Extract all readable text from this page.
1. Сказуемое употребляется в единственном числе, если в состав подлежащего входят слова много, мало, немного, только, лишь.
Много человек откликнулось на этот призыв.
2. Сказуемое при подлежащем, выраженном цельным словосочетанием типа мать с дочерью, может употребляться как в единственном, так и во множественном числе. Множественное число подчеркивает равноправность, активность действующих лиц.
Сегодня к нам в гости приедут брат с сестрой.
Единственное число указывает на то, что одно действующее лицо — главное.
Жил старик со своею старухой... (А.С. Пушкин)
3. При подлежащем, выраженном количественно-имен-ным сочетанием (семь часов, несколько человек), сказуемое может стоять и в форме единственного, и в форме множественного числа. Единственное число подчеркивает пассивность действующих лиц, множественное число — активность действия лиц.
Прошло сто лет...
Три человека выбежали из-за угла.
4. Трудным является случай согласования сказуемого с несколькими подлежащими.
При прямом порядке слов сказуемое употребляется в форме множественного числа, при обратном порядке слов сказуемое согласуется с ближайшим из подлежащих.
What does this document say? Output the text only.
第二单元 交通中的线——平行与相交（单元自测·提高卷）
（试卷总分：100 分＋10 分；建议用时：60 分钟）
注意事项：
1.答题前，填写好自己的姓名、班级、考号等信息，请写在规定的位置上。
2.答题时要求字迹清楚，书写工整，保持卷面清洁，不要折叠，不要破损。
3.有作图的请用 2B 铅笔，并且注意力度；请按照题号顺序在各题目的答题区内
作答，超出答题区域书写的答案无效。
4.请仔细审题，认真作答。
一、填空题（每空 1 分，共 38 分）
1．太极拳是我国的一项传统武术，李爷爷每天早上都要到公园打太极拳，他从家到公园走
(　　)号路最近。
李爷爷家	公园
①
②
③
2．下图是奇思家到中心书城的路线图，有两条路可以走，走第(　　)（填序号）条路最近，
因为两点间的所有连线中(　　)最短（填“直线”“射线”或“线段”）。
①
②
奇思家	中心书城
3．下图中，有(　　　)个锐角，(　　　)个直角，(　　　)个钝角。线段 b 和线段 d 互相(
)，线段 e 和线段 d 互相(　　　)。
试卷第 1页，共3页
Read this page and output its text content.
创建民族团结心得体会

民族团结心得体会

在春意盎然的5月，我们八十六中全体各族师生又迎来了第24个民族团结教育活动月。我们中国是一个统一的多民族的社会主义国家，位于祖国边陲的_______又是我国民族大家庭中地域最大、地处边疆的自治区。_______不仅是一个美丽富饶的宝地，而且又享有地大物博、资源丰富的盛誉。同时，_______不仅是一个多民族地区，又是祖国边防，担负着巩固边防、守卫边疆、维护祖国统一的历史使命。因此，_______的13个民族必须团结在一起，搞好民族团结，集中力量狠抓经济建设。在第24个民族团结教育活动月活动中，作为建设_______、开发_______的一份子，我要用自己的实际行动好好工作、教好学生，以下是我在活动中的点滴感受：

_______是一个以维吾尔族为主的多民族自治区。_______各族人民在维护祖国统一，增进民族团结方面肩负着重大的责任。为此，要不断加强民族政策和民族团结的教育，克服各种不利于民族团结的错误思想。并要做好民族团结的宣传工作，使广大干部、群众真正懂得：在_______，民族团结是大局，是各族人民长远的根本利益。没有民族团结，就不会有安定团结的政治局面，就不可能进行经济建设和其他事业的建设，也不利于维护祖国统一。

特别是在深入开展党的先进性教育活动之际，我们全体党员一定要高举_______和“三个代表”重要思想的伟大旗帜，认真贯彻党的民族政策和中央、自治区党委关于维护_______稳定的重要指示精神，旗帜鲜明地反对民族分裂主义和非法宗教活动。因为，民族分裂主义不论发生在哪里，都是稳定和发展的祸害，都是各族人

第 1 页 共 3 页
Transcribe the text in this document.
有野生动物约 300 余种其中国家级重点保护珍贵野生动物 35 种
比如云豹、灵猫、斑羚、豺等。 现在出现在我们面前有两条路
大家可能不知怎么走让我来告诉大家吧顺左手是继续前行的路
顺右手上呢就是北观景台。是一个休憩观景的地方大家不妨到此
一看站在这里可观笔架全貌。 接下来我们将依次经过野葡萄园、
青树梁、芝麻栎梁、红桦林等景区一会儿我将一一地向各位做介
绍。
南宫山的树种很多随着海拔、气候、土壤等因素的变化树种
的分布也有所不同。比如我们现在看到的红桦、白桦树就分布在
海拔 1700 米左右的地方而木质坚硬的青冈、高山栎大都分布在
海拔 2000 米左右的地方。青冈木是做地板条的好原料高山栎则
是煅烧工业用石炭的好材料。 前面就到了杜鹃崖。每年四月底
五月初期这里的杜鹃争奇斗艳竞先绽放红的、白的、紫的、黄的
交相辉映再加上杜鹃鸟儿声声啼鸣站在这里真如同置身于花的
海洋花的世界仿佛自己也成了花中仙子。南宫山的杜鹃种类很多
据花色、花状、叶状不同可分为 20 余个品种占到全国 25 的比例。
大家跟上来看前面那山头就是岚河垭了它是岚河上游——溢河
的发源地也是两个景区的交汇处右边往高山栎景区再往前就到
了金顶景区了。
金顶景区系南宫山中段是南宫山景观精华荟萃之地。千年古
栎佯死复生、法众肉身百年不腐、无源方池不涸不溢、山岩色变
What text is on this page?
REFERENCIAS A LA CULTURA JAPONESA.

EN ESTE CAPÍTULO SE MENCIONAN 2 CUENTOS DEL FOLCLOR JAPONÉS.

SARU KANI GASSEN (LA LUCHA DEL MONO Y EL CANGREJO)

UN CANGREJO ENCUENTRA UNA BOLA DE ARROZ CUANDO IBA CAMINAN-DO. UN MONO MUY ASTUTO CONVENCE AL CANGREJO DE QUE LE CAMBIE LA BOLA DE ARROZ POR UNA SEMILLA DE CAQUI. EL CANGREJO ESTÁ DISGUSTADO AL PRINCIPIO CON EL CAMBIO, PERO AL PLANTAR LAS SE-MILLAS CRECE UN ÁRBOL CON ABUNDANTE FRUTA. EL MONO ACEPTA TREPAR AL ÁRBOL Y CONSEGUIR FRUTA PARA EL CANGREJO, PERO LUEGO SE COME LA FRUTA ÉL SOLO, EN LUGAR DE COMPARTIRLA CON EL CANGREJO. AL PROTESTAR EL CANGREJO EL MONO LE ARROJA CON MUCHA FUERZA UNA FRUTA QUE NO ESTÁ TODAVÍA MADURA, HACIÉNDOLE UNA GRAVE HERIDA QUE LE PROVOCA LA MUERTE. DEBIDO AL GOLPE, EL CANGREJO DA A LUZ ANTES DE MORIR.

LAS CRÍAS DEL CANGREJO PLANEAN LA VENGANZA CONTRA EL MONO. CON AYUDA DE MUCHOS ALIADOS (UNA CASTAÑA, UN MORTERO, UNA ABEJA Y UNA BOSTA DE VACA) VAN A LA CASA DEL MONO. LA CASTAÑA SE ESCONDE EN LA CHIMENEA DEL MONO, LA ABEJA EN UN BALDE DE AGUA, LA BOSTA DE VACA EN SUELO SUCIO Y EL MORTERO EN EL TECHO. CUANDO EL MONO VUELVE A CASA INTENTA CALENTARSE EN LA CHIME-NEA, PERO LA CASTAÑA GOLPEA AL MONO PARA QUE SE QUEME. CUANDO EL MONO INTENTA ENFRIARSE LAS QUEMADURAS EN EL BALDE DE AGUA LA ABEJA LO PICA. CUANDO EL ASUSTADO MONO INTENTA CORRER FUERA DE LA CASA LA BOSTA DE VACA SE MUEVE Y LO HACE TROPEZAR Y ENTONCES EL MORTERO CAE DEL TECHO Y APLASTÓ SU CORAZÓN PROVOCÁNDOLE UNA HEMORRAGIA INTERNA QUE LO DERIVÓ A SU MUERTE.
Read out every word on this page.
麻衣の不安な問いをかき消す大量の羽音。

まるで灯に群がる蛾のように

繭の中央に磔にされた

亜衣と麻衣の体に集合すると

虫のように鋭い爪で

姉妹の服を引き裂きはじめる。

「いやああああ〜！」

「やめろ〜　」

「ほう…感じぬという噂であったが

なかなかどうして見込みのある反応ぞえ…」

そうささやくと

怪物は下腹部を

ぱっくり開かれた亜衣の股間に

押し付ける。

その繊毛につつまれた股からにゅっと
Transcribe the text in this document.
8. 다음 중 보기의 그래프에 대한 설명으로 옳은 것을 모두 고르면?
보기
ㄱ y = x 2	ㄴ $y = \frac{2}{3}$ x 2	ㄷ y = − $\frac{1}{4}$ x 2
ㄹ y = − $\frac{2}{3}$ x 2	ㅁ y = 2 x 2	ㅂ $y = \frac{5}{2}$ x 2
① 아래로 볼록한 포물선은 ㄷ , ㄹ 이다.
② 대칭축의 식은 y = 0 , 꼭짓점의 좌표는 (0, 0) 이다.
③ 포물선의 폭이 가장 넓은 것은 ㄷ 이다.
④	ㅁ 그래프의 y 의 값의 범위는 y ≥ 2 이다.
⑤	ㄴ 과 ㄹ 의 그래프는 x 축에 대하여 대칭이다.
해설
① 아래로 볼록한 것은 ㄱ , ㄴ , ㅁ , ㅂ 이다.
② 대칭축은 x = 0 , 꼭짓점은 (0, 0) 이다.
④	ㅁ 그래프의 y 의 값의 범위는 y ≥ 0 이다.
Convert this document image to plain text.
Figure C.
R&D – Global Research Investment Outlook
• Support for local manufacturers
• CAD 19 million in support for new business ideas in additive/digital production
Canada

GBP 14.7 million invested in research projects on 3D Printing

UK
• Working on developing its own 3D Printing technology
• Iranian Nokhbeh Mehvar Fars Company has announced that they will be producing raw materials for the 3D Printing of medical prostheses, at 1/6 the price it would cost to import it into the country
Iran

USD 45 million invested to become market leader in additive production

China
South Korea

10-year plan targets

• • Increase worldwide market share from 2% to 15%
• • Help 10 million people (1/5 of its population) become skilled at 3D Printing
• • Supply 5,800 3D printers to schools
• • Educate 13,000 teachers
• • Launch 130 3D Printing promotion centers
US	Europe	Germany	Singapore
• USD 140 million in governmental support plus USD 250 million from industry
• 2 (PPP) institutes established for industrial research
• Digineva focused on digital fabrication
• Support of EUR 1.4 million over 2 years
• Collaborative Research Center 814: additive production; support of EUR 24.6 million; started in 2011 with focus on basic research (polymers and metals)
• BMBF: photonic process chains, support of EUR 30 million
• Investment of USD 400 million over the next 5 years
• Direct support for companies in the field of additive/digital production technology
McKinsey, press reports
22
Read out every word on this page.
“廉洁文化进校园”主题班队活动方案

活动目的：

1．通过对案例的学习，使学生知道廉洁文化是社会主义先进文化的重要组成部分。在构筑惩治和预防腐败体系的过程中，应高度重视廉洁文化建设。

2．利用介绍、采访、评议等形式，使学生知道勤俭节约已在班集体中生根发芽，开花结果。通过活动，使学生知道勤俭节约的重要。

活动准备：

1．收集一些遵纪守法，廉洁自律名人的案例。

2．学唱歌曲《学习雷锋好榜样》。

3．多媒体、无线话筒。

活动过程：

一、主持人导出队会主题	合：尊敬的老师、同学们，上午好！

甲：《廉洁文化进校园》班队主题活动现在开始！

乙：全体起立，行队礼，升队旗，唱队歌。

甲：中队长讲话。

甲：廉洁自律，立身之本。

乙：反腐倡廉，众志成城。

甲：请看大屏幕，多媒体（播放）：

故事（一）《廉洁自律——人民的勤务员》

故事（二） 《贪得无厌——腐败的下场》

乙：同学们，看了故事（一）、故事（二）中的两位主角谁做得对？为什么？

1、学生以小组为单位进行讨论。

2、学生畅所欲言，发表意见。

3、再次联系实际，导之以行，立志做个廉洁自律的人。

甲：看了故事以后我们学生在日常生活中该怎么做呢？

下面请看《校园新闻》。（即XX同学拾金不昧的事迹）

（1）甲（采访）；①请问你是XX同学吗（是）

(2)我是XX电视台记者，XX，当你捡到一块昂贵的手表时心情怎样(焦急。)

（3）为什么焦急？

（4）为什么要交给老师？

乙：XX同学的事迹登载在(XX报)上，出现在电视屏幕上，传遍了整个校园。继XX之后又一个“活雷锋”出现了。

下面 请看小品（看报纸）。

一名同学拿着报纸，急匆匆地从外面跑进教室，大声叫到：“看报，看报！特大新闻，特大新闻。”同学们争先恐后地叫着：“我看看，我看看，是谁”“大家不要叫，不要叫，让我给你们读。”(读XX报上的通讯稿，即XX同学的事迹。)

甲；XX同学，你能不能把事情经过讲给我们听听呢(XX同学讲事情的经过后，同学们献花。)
=====
* _Goal of the exercise_: In the records above, collect each line with "множественного".

* _Complete output_:
3. При подлежащем, выраженном количественно-имен-ным сочетанием (семь часов, несколько человек), сказуемое может стоять и в форме единственного, и в форме множественного числа. Единственное число подчеркивает пассивность действующих лиц, множественное число — активность действия лиц.
При прямом порядке слов сказуемое употребляется в форме множественного числа, при обратном порядке слов сказуемое согласуется с ближайшим из подлежащих.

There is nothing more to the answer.